◆ **SET EXERCISE**
Copy everything in the listing below word for word, apart from any images.

◆ **DATASET RECORDS**
- - - - -

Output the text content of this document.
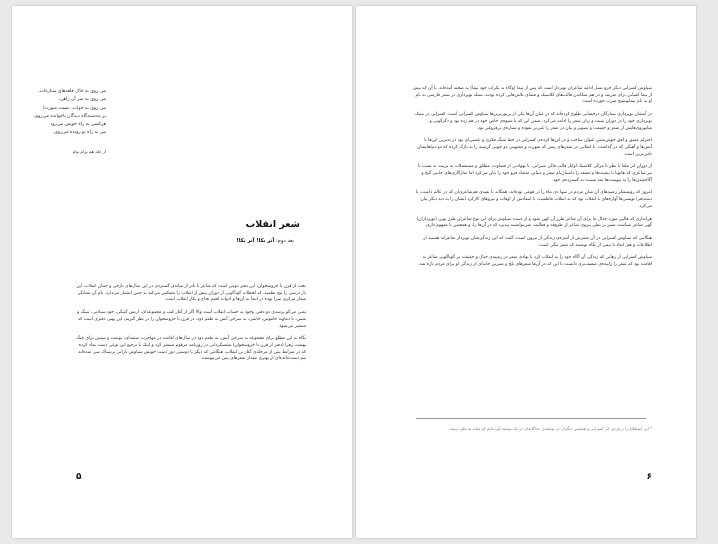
می روی به خاک قلعه‌های ستاره‌ات،
می روی به سر آن راهی،
می روی به جواب، نیست صورت!
بر به‌دسته‌گاه دیدگان ناخوانده می‌روی،
هرکسی به راه خویش می‌رود
می به راه تو رونده می‌روی.
از جلد هم برام بیام
شعر انقلاب
بعد دوم: آتر بکا! آتر بکا!

بحث از قرن یا خروسخوان، این دفتر دومی است که شاعر با تأثر از ميانه‌ی گستردی در این سال‌های نازخی و جنبان انقلاب، این بار درسی را بیچ نظمیه، که لحظات گوناگونی از دوران پیش از انقلاب را منعکس می‌کند به چنین انتشار می‌دارد. نام آن نشانگر شعار مرکزی سرا بوده در ابتدا به آن‌ها و ادوات لحیم تحاج و بکار انقلاب است.

یعنی می‌گو پرسه‌ی دو دفتر، وجود به حساب انقلاب است والا اگر از آغاز کتب و مجموعه‌ای، ارتش گینگی، خود سیادتی، سبگ و شس، با دماوند خاموش، خانقی، به سرخی آتش به طعم دود، در قرن یا خروسخوان را در نظر گیریم، این بهتی دفتری است که منتشر می‌شود.

نگاه به این مطلع برای مجموعه به سرخی آتش، به طعم دود در سال‌های اقامت در مهاجرت سفته‌ای، نوشت و سپس برای چنگ بهشت زهرا (دفتر از قرن تا خروسخوان) نشسگردانی در روزنامه مرقوم منتشر کرد و اینک با ترجیع این نوعی دست نماد کرده که در شرایط پس از مرحله‌ی آغاز بن انقلاب، هنگامی که دیگر با دوستی دور دست خویش سیاوش بارانی ترسناک سی شده‌اند یتم دست‌مانده‌ای از بهتری مقدار شعرهای پس می‌پیوست.

۵

سیاوش کسرایی دیگر جزو نسل ادامه شاعران نوپرداز است که پس از نیما (وگاه به بکرات خود نیما) به صحنه آمده‌اند. با آن که پیش از نیما کسانی برای تعریف و در هم شکاندن قالب‌های کلاسیک و فضای تلاش‌هایی کرده بودند، سبک نوپردازی در شعر فارسی به نام او به نام نیمایوشیج ضرب خورده است.

در آسمان نوپردازی ستارگان درخشانی طلوع کرده‌اند که در میان آن‌ها یکی از پرنورترین‌ها سیاوش کسرایی است. کسرایی در سبک نوپردازی خود را در دوران سنت و زبان شعر را ادامه می‌کرد. ضمن این که با شیوه‌ی خاص خود در هم زده بود و دگرگونی و میانهروی‌هایش از شعر و حقیقت و تصویر و بیان در شعر را غنی‌تر نموده و ستاره‌ی پرفروغی بود.

احترام عمیق و افق خوش‌نفس عنوان ساخت و در این‌ها کرده‌ی کسرایی در خط سنگ فکری و عصبی‌ای بود در نه‌ترین این‌ها با آتش‌ها و آهنگی که در گذاشت. با انقلابی در شعرهای پیش که شهرت و معنویتی دو چوبی گرسنه را به نازک کرده که دو دنیاهایشان نامی‌ترین است.

از دوران اثر ملغا تا نظر تا مرگی کلاسیک اوایل قالب قالی شیرانی، با تهوادنی از قضاوت، مطلق و مستعملات به تربیت به نسب با نیر شاعری که هانوبا با نشیت‌ها و معتقد را داستان‌نام شعر و دنیایی متضاد فرو خود را بیان می‌کرد اما سازگاری‌های جاینی گیج و آگاه‌شدن‌ها را به پیوست‌ها نقد نسبت به گسترده‌ی خود.

امروز که روشنفکر زمینه‌های آن میان مردم در سها دی ماه را در قومی بوده‌اند، همگانه با بقیه‌ی هم‌شاعری‌ان که در عالم داشت، با دست‌فرا نویسی‌ها آوازه‌هاي با انقلاب بود که به انقلاب قاطعیت، با انتقادش از اوقات و نیروهای کارکرد ایشان را به دید دیگر بیان می‌کرد.

هرانداری که قالبی مورد جدال ما برای آن شاعر طرز آن کهن نمود و از دست سیاوش برای این نوع شاعران طرز نوین (نوپردازان) گهی شاعر سیاست تغییر بر بطی پیروی شاعر از ظروفه و فعالیت نمی‌توانسته بپذیرد که در آن‌ها را، و همچنین با مفهوم داری.

هنگامی که سیاوش کسرایی در آن شعرش از آمیزه‌ی زندگی از بیرون است، گفت که این زندگی‌شان نوپرداز شاعرانه هستند از اطلاعات و هنر ابعاد تا نیمی از نگاه نوشتند که شعر تنگی است.

سیاوش کسرایی از رهایی که زندگی آن آگاه خود را به انقلاب کرد با نهادی شعر در زمینه‌ی خیال و حقیقت بر گوناگونی شاعر به اقامت بود که شعر را زاییده‌ی ضعیف‌تری دانست تا این که در آن‌ها شعرهای تلخ و شیرین خانه‌ای از زندگی او برای مردم تازه شد.

* این اصطلاح را درباره‌ی اثر کسرایی و همچنین دیگران در نوشته‌ی جداگانه‌ای در یک نوشته آورده‌ایم که شاید به نظر برسد.
۶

- - - - -

◆ **SOLUTION TO THE PROBLEM**
Output the text content of this document.
می روی به خاک قلعه‌های ستاره‌ات،
می روی به سر آن راهی،
می روی به جواب، نیست صورت!
بر به‌دسته‌گاه دیدگان ناخوانده می‌روی،
هرکسی به راه خویش می‌رود
می به راه تو رونده می‌روی.
از جلد هم برام بیام
شعر انقلاب
بعد دوم: آتر بکا! آتر بکا!

بحث از قرن یا خروسخوان، این دفتر دومی است که شاعر با تأثر از ميانه‌ی گستردی در این سال‌های نازخی و جنبان انقلاب، این بار درسی را بیچ نظمیه، که لحظات گوناگونی از دوران پیش از انقلاب را منعکس می‌کند به چنین انتشار می‌دارد. نام آن نشانگر شعار مرکزی سرا بوده در ابتدا به آن‌ها و ادوات لحیم تحاج و بکار انقلاب است.

یعنی می‌گو پرسه‌ی دو دفتر، وجود به حساب انقلاب است والا اگر از آغاز کتب و مجموعه‌ای، ارتش گینگی، خود سیادتی، سبگ و شس، با دماوند خاموش، خانقی، به سرخی آتش به طعم دود، در قرن یا خروسخوان را در نظر گیریم، این بهتی دفتری است که منتشر می‌شود.

نگاه به این مطلع برای مجموعه به سرخی آتش، به طعم دود در سال‌های اقامت در مهاجرت سفته‌ای، نوشت و سپس برای چنگ بهشت زهرا (دفتر از قرن تا خروسخوان) نشسگردانی در روزنامه مرقوم منتشر کرد و اینک با ترجیع این نوعی دست نماد کرده که در شرایط پس از مرحله‌ی آغاز بن انقلاب، هنگامی که دیگر با دوستی دور دست خویش سیاوش بارانی ترسناک سی شده‌اند یتم دست‌مانده‌ای از بهتری مقدار شعرهای پس می‌پیوست.

۵

سیاوش کسرایی دیگر جزو نسل ادامه شاعران نوپرداز است که پس از نیما (وگاه به بکرات خود نیما) به صحنه آمده‌اند. با آن که پیش از نیما کسانی برای تعریف و در هم شکاندن قالب‌های کلاسیک و فضای تلاش‌هایی کرده بودند، سبک نوپردازی در شعر فارسی به نام او به نام نیمایوشیج ضرب خورده است.

در آسمان نوپردازی ستارگان درخشانی طلوع کرده‌اند که در میان آن‌ها یکی از پرنورترین‌ها سیاوش کسرایی است. کسرایی در سبک نوپردازی خود را در دوران سنت و زبان شعر را ادامه می‌کرد. ضمن این که با شیوه‌ی خاص خود در هم زده بود و دگرگونی و میانهروی‌هایش از شعر و حقیقت و تصویر و بیان در شعر را غنی‌تر نموده و ستاره‌ی پرفروغی بود.

احترام عمیق و افق خوش‌نفس عنوان ساخت و در این‌ها کرده‌ی کسرایی در خط سنگ فکری و عصبی‌ای بود در نه‌ترین این‌ها با آتش‌ها و آهنگی که در گذاشت. با انقلابی در شعرهای پیش که شهرت و معنویتی دو چوبی گرسنه را به نازک کرده که دو دنیاهایشان نامی‌ترین است.

از دوران اثر ملغا تا نظر تا مرگی کلاسیک اوایل قالب قالی شیرانی، با تهوادنی از قضاوت، مطلق و مستعملات به تربیت به نسب با نیر شاعری که هانوبا با نشیت‌ها و معتقد را داستان‌نام شعر و دنیایی متضاد فرو خود را بیان می‌کرد اما سازگاری‌های جاینی گیج و آگاه‌شدن‌ها را به پیوست‌ها نقد نسبت به گسترده‌ی خود.

امروز که روشنفکر زمینه‌های آن میان مردم در سها دی ماه را در قومی بوده‌اند، همگانه با بقیه‌ی هم‌شاعری‌ان که در عالم داشت، با دست‌فرا نویسی‌ها آوازه‌هاي با انقلاب بود که به انقلاب قاطعیت، با انتقادش از اوقات و نیروهای کارکرد ایشان را به دید دیگر بیان می‌کرد.

هرانداری که قالبی مورد جدال ما برای آن شاعر طرز آن کهن نمود و از دست سیاوش برای این نوع شاعران طرز نوین (نوپردازان) گهی شاعر سیاست تغییر بر بطی پیروی شاعر از ظروفه و فعالیت نمی‌توانسته بپذیرد که در آن‌ها را، و همچنین با مفهوم داری.

هنگامی که سیاوش کسرایی در آن شعرش از آمیزه‌ی زندگی از بیرون است، گفت که این زندگی‌شان نوپرداز شاعرانه هستند از اطلاعات و هنر ابعاد تا نیمی از نگاه نوشتند که شعر تنگی است.

سیاوش کسرایی از رهایی که زندگی آن آگاه خود را به انقلاب کرد با نهادی شعر در زمینه‌ی خیال و حقیقت بر گوناگونی شاعر به اقامت بود که شعر را زاییده‌ی ضعیف‌تری دانست تا این که در آن‌ها شعرهای تلخ و شیرین خانه‌ای از زندگی او برای مردم تازه شد.

* این اصطلاح را درباره‌ی اثر کسرایی و همچنین دیگران در نوشته‌ی جداگانه‌ای در یک نوشته آورده‌ایم که شاید به نظر برسد.
۶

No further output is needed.